Hong Kong’s Hang Seng Tech index lost as much as 2.7 per cent in morning trading. Travel booking website Trip.com led losses, falling as much as 11.3 per cent after earnings released on Thursday revealed it had swung to a loss in the last quarter.

Chinese online healthcare platform JD Health dropped as much as 7.5 per cent, while video website Bilibili and ecommerce group Alibaba’s Hong Kong-listed shares shed as much as 5.8 per cent and 4 per cent, respectively.

Friday’s losses took the Hang Seng Tech index down more than 7 per cent since markets opened on Monday, erasing gains last week after China’s central bank unleashed $188bn of liquidity into the financial system.

The index has dropped more than 30 per cent in the past year as a result of a regulatory crackdown that has hit tech companies including Alibaba, ride-hailing leader Didi Chuxing and internet group Tencent.

The pressure on tech companies comes as China’s president Xi Jinping pushes a “common prosperity” campaign designed to redistribute wealth and regulate high incomes.

Markets in Asia-Pacific joined a global decline for the tech sector that began in the US on Thursday, following the Federal Reserve’s decision to accelerate the pace at which it will raise interest rates. Tech stocks are particularly sensitive to interest rates, as their value is based on the prospect of future growth, which is diminished by higher borrowing costs.

The selling spread across Asia on Friday, with share price losses for Japanese companies Fujitsu and SoftBank Group and steep declines for some mainland-listed Chinese tech companies.

Washington has placed a large number of Chinese companies on investment and export blacklists this month for alleged involvement in Beijing’s human rights abuses.

Data rows -
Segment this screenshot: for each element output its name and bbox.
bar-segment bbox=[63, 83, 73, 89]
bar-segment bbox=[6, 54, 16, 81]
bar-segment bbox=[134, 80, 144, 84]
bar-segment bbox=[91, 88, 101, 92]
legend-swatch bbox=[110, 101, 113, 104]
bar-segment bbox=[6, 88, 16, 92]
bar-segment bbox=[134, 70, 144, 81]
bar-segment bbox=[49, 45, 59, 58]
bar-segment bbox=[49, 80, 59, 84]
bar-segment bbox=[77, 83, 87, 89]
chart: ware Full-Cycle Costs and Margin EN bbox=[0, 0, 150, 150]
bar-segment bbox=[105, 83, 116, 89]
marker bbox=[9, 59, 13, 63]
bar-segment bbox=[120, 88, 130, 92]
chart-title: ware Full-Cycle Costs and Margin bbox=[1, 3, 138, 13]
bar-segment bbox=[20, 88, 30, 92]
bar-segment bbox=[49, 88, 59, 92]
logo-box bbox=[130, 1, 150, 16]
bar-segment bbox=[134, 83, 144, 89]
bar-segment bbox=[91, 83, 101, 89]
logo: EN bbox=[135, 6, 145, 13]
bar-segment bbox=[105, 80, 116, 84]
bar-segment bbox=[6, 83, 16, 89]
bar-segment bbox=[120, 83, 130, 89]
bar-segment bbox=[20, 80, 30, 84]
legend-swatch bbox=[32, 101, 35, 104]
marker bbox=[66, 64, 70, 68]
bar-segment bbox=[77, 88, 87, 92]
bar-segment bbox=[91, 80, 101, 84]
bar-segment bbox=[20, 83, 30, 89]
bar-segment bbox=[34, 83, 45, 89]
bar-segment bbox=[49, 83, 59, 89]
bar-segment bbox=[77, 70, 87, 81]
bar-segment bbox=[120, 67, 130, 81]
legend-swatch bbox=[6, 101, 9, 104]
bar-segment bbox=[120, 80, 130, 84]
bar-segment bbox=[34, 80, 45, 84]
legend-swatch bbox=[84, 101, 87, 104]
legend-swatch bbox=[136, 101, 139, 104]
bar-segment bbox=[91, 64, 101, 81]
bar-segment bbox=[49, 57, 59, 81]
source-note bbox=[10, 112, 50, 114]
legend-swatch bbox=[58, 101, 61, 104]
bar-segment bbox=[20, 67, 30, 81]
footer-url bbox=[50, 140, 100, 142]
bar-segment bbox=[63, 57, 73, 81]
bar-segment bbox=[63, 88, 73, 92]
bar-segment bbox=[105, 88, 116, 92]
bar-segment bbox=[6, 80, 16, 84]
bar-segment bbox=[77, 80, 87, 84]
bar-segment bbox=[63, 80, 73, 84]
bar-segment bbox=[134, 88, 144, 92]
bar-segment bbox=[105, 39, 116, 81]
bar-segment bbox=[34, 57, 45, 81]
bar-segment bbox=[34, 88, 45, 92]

Requirement -
Reproduce the passage of the Hong Kong tech stocks report that opens with the words containing "The pressure on" and closes with "higher borrowing costs.". The items were taken from a separate source.

Exercise solution -
The pressure on tech companies comes as China’s president Xi Jinping pushes a “common prosperity” campaign designed to redistribute wealth and regulate high incomes.

Markets in Asia-Pacific joined a global decline for the tech sector that began in the US on Thursday, following the Federal Reserve’s decision to accelerate the pace at which it will raise interest rates. Tech stocks are particularly sensitive to interest rates, as their value is based on the prospect of future growth, which is diminished by higher borrowing costs.